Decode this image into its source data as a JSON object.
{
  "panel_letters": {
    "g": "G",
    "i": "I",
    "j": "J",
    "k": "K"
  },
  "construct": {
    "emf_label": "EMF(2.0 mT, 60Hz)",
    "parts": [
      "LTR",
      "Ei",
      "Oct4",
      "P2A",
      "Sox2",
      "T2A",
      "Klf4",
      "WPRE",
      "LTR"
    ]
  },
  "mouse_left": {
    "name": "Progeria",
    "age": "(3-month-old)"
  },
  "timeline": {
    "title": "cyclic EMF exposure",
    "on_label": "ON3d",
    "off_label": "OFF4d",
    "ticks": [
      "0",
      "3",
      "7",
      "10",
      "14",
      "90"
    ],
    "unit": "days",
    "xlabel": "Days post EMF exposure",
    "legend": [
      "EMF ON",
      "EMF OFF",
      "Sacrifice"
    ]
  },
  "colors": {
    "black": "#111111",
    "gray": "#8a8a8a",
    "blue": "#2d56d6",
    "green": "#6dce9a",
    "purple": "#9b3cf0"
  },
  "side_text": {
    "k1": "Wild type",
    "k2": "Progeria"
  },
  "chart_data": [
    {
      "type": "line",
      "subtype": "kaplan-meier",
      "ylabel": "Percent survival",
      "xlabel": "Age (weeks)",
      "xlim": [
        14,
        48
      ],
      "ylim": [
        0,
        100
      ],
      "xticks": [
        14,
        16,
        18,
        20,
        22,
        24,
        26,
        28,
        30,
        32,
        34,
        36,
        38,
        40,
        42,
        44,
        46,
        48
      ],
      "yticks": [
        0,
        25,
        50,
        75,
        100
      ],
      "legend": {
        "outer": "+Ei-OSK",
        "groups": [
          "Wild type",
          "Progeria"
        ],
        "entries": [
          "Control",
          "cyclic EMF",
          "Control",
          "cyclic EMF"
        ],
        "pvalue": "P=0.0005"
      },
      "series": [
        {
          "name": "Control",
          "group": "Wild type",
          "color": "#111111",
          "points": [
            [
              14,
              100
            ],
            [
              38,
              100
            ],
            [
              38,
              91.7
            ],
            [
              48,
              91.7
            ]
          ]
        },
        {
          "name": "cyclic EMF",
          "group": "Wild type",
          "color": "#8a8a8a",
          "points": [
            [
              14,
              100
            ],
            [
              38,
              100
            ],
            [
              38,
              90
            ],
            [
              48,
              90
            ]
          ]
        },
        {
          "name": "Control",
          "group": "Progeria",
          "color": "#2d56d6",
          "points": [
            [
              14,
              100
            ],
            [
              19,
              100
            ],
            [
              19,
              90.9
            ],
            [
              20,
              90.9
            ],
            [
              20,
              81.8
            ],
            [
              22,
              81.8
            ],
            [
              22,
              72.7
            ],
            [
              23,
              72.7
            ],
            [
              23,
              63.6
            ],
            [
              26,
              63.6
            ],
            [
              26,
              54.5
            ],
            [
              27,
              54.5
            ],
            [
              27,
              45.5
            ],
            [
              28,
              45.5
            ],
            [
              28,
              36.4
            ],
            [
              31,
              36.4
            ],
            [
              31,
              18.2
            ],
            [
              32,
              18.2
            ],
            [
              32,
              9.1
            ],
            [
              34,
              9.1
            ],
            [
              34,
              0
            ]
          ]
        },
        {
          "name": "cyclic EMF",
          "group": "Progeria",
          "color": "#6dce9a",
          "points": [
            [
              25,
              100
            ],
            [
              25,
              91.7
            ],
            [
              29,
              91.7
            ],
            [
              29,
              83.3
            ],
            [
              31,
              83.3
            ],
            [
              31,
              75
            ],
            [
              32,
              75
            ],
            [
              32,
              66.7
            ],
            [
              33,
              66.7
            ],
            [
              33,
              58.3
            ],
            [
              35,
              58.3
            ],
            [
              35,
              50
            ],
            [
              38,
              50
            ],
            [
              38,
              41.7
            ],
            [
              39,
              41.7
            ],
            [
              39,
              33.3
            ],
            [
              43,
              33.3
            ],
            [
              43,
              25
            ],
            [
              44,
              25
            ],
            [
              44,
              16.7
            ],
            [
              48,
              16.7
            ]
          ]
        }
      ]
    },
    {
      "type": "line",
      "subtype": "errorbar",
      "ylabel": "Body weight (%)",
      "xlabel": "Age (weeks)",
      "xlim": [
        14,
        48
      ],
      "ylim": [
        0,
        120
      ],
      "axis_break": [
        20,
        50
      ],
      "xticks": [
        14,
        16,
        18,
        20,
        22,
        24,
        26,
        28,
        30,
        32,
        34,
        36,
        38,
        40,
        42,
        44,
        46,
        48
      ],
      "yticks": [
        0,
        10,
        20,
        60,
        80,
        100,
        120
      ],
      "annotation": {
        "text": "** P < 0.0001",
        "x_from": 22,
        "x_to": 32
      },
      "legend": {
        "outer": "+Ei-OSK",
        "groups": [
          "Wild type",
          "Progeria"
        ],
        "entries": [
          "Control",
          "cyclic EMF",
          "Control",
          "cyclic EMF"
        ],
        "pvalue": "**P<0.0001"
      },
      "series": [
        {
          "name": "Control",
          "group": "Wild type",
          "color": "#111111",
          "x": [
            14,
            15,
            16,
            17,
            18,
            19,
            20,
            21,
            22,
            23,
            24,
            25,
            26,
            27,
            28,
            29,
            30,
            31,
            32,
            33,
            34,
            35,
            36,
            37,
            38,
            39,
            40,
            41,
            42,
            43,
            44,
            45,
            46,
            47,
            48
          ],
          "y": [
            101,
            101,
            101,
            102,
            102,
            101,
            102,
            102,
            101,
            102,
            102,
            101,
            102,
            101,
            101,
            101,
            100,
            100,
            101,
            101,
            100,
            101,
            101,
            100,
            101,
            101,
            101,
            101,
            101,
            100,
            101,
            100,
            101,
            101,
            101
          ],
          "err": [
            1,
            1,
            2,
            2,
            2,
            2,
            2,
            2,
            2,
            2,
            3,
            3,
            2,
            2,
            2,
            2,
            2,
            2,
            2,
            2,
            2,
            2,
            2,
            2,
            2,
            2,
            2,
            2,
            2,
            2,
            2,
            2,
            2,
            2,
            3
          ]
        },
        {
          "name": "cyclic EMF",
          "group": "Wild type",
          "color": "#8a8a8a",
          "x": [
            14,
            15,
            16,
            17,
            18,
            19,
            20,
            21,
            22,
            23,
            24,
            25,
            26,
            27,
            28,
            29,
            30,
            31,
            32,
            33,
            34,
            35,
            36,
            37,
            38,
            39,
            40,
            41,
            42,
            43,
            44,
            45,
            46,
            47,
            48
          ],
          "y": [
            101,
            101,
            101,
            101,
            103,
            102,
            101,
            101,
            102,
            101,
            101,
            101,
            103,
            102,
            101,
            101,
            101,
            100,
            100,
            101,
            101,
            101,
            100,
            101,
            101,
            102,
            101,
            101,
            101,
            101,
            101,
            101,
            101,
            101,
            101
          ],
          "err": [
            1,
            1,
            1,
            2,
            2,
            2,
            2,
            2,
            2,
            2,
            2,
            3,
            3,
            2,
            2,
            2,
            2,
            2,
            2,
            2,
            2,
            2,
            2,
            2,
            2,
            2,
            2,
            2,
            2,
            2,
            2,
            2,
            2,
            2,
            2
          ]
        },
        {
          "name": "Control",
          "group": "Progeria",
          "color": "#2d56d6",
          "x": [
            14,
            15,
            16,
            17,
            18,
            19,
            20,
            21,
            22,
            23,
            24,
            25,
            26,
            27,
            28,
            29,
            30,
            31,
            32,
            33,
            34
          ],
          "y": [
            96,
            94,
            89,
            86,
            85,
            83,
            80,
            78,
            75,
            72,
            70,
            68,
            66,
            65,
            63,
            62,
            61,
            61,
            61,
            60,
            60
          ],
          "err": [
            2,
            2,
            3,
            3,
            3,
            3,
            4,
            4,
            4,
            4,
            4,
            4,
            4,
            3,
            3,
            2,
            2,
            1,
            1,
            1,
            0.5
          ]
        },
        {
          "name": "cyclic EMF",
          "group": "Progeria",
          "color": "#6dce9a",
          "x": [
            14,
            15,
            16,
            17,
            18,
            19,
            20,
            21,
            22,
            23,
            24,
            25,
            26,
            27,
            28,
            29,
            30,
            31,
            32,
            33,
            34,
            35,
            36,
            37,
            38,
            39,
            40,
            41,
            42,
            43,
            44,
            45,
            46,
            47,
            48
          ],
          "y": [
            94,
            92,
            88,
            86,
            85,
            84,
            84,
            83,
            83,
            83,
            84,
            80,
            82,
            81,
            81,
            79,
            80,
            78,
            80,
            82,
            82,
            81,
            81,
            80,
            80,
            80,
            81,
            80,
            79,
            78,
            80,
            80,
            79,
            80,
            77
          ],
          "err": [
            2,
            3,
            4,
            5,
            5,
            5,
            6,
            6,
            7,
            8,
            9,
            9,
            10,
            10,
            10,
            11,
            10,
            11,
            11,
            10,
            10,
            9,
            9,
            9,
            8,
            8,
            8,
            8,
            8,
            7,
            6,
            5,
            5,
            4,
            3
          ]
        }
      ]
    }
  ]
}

* **Exercise**:
Across the entries above, how many lines contain "ylabel"? Provide only the count.

* **Solution below**:
2